### THE REQUEST
Return, word for word, every line that follows.
>> start
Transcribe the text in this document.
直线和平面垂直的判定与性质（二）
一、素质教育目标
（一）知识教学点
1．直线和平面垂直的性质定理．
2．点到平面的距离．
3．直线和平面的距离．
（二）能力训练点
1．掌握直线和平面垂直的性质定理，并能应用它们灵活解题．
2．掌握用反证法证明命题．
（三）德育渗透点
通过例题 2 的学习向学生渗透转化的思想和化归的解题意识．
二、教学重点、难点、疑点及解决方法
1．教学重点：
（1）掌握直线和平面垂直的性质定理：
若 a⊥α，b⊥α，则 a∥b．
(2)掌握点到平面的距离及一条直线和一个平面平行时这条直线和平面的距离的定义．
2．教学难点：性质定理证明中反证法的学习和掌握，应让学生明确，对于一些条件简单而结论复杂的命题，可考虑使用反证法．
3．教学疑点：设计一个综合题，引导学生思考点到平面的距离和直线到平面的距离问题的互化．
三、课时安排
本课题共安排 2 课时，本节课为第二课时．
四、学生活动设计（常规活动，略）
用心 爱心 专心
>> end
### RESULT OF THIS TASK
Transcribe the text in this document.
直线和平面垂直的判定与性质（二）
一、素质教育目标
（一）知识教学点
1．直线和平面垂直的性质定理．
2．点到平面的距离．
3．直线和平面的距离．
（二）能力训练点
1．掌握直线和平面垂直的性质定理，并能应用它们灵活解题．
2．掌握用反证法证明命题．
（三）德育渗透点
通过例题 2 的学习向学生渗透转化的思想和化归的解题意识．
二、教学重点、难点、疑点及解决方法
1．教学重点：
（1）掌握直线和平面垂直的性质定理：
若 a⊥α，b⊥α，则 a∥b．
(2)掌握点到平面的距离及一条直线和一个平面平行时这条直线和平面的距离的定义．
2．教学难点：性质定理证明中反证法的学习和掌握，应让学生明确，对于一些条件简单而结论复杂的命题，可考虑使用反证法．
3．教学疑点：设计一个综合题，引导学生思考点到平面的距离和直线到平面的距离问题的互化．
三、课时安排
本课题共安排 2 课时，本节课为第二课时．
四、学生活动设计（常规活动，略）
用心 爱心 专心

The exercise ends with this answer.